*INPUT*:
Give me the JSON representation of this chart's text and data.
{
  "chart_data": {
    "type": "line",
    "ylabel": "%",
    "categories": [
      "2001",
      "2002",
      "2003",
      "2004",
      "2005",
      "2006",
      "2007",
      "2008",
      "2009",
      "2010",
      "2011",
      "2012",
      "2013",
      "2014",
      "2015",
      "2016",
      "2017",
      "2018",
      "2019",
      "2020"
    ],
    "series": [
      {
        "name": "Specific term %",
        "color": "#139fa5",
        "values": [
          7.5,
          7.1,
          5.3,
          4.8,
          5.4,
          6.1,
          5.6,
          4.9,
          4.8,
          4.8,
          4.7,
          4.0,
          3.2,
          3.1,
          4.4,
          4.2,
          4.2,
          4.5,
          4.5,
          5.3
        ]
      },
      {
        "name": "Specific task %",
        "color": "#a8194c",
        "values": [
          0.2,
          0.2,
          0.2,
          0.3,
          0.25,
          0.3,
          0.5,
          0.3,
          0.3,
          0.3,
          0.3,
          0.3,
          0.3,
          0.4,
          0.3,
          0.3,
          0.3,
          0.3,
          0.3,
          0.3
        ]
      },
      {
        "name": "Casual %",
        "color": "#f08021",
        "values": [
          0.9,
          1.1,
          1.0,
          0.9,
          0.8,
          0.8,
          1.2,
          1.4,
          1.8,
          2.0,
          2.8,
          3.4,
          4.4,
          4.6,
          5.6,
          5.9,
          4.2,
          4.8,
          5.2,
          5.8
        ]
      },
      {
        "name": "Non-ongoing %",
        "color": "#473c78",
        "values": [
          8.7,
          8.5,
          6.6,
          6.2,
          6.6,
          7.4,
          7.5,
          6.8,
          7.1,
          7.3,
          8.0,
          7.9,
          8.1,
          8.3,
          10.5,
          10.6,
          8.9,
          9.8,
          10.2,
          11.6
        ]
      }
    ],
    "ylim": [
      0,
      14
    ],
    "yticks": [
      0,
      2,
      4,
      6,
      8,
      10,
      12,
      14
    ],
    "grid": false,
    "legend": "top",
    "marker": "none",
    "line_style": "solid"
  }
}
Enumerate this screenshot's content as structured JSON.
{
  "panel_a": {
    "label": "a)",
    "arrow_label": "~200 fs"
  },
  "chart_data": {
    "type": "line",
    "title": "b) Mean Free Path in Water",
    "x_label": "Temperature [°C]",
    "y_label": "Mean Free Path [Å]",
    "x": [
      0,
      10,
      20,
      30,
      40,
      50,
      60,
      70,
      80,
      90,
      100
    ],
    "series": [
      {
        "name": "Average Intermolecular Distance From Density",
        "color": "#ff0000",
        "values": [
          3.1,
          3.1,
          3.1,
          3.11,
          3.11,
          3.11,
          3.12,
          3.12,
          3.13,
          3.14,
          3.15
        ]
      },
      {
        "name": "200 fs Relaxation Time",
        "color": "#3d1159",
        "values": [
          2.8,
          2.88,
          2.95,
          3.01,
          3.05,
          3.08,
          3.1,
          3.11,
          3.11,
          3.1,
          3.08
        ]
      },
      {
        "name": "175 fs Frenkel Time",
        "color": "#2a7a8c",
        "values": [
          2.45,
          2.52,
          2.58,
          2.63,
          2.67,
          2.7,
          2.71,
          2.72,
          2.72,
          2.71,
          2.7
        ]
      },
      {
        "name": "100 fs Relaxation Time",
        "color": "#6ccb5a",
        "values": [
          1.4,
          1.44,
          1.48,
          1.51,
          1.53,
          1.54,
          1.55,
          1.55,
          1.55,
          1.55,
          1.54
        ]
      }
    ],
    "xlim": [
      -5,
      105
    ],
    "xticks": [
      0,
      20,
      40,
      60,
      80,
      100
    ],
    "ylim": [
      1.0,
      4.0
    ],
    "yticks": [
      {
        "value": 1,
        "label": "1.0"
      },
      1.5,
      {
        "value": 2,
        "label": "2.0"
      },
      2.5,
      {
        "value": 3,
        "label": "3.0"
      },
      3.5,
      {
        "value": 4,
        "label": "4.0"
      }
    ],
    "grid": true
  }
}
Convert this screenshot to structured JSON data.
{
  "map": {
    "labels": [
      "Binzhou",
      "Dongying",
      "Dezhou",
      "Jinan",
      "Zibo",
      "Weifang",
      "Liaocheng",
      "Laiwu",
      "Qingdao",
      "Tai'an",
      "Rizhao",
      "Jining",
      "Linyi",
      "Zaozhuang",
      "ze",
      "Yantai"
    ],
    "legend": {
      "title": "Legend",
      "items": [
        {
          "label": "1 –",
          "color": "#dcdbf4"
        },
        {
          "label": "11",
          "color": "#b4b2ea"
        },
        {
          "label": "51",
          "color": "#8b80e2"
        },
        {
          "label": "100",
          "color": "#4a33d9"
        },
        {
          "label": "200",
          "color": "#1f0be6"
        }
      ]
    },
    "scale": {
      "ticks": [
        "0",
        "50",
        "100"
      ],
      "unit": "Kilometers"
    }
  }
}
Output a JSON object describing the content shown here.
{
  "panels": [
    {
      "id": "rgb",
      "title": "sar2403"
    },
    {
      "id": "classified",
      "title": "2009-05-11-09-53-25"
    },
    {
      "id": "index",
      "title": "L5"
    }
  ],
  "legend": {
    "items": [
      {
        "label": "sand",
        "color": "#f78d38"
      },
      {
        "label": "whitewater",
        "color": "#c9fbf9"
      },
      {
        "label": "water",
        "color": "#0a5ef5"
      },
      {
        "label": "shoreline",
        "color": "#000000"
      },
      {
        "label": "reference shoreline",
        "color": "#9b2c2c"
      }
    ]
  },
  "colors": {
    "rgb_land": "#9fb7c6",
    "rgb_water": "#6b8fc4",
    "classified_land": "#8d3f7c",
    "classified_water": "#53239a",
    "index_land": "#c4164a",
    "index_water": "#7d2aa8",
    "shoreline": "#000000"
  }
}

*EXERCISE OBJECTIVE*: All the entries above need to be reproduced exactly.

*RESULT OF THE EXERCISE*:
Give me the JSON representation of this chart's text and data.
{
  "chart_data": {
    "type": "line",
    "ylabel": "%",
    "categories": [
      "2001",
      "2002",
      "2003",
      "2004",
      "2005",
      "2006",
      "2007",
      "2008",
      "2009",
      "2010",
      "2011",
      "2012",
      "2013",
      "2014",
      "2015",
      "2016",
      "2017",
      "2018",
      "2019",
      "2020"
    ],
    "series": [
      {
        "name": "Specific term %",
        "color": "#139fa5",
        "values": [
          7.5,
          7.1,
          5.3,
          4.8,
          5.4,
          6.1,
          5.6,
          4.9,
          4.8,
          4.8,
          4.7,
          4.0,
          3.2,
          3.1,
          4.4,
          4.2,
          4.2,
          4.5,
          4.5,
          5.3
        ]
      },
      {
        "name": "Specific task %",
        "color": "#a8194c",
        "values": [
          0.2,
          0.2,
          0.2,
          0.3,
          0.25,
          0.3,
          0.5,
          0.3,
          0.3,
          0.3,
          0.3,
          0.3,
          0.3,
          0.4,
          0.3,
          0.3,
          0.3,
          0.3,
          0.3,
          0.3
        ]
      },
      {
        "name": "Casual %",
        "color": "#f08021",
        "values": [
          0.9,
          1.1,
          1.0,
          0.9,
          0.8,
          0.8,
          1.2,
          1.4,
          1.8,
          2.0,
          2.8,
          3.4,
          4.4,
          4.6,
          5.6,
          5.9,
          4.2,
          4.8,
          5.2,
          5.8
        ]
      },
      {
        "name": "Non-ongoing %",
        "color": "#473c78",
        "values": [
          8.7,
          8.5,
          6.6,
          6.2,
          6.6,
          7.4,
          7.5,
          6.8,
          7.1,
          7.3,
          8.0,
          7.9,
          8.1,
          8.3,
          10.5,
          10.6,
          8.9,
          9.8,
          10.2,
          11.6
        ]
      }
    ],
    "ylim": [
      0,
      14
    ],
    "yticks": [
      0,
      2,
      4,
      6,
      8,
      10,
      12,
      14
    ],
    "grid": false,
    "legend": "top",
    "marker": "none",
    "line_style": "solid"
  }
}
Enumerate this screenshot's content as structured JSON.
{
  "panel_a": {
    "label": "a)",
    "arrow_label": "~200 fs"
  },
  "chart_data": {
    "type": "line",
    "title": "b) Mean Free Path in Water",
    "x_label": "Temperature [°C]",
    "y_label": "Mean Free Path [Å]",
    "x": [
      0,
      10,
      20,
      30,
      40,
      50,
      60,
      70,
      80,
      90,
      100
    ],
    "series": [
      {
        "name": "Average Intermolecular Distance From Density",
        "color": "#ff0000",
        "values": [
          3.1,
          3.1,
          3.1,
          3.11,
          3.11,
          3.11,
          3.12,
          3.12,
          3.13,
          3.14,
          3.15
        ]
      },
      {
        "name": "200 fs Relaxation Time",
        "color": "#3d1159",
        "values": [
          2.8,
          2.88,
          2.95,
          3.01,
          3.05,
          3.08,
          3.1,
          3.11,
          3.11,
          3.1,
          3.08
        ]
      },
      {
        "name": "175 fs Frenkel Time",
        "color": "#2a7a8c",
        "values": [
          2.45,
          2.52,
          2.58,
          2.63,
          2.67,
          2.7,
          2.71,
          2.72,
          2.72,
          2.71,
          2.7
        ]
      },
      {
        "name": "100 fs Relaxation Time",
        "color": "#6ccb5a",
        "values": [
          1.4,
          1.44,
          1.48,
          1.51,
          1.53,
          1.54,
          1.55,
          1.55,
          1.55,
          1.55,
          1.54
        ]
      }
    ],
    "xlim": [
      -5,
      105
    ],
    "xticks": [
      0,
      20,
      40,
      60,
      80,
      100
    ],
    "ylim": [
      1.0,
      4.0
    ],
    "yticks": [
      {
        "value": 1,
        "label": "1.0"
      },
      1.5,
      {
        "value": 2,
        "label": "2.0"
      },
      2.5,
      {
        "value": 3,
        "label": "3.0"
      },
      3.5,
      {
        "value": 4,
        "label": "4.0"
      }
    ],
    "grid": true
  }
}
Convert this screenshot to structured JSON data.
{
  "map": {
    "labels": [
      "Binzhou",
      "Dongying",
      "Dezhou",
      "Jinan",
      "Zibo",
      "Weifang",
      "Liaocheng",
      "Laiwu",
      "Qingdao",
      "Tai'an",
      "Rizhao",
      "Jining",
      "Linyi",
      "Zaozhuang",
      "ze",
      "Yantai"
    ],
    "legend": {
      "title": "Legend",
      "items": [
        {
          "label": "1 –",
          "color": "#dcdbf4"
        },
        {
          "label": "11",
          "color": "#b4b2ea"
        },
        {
          "label": "51",
          "color": "#8b80e2"
        },
        {
          "label": "100",
          "color": "#4a33d9"
        },
        {
          "label": "200",
          "color": "#1f0be6"
        }
      ]
    },
    "scale": {
      "ticks": [
        "0",
        "50",
        "100"
      ],
      "unit": "Kilometers"
    }
  }
}
Output a JSON object describing the content shown here.
{
  "panels": [
    {
      "id": "rgb",
      "title": "sar2403"
    },
    {
      "id": "classified",
      "title": "2009-05-11-09-53-25"
    },
    {
      "id": "index",
      "title": "L5"
    }
  ],
  "legend": {
    "items": [
      {
        "label": "sand",
        "color": "#f78d38"
      },
      {
        "label": "whitewater",
        "color": "#c9fbf9"
      },
      {
        "label": "water",
        "color": "#0a5ef5"
      },
      {
        "label": "shoreline",
        "color": "#000000"
      },
      {
        "label": "reference shoreline",
        "color": "#9b2c2c"
      }
    ]
  },
  "colors": {
    "rgb_land": "#9fb7c6",
    "rgb_water": "#6b8fc4",
    "classified_land": "#8d3f7c",
    "classified_water": "#53239a",
    "index_land": "#c4164a",
    "index_water": "#7d2aa8",
    "shoreline": "#000000"
  }
}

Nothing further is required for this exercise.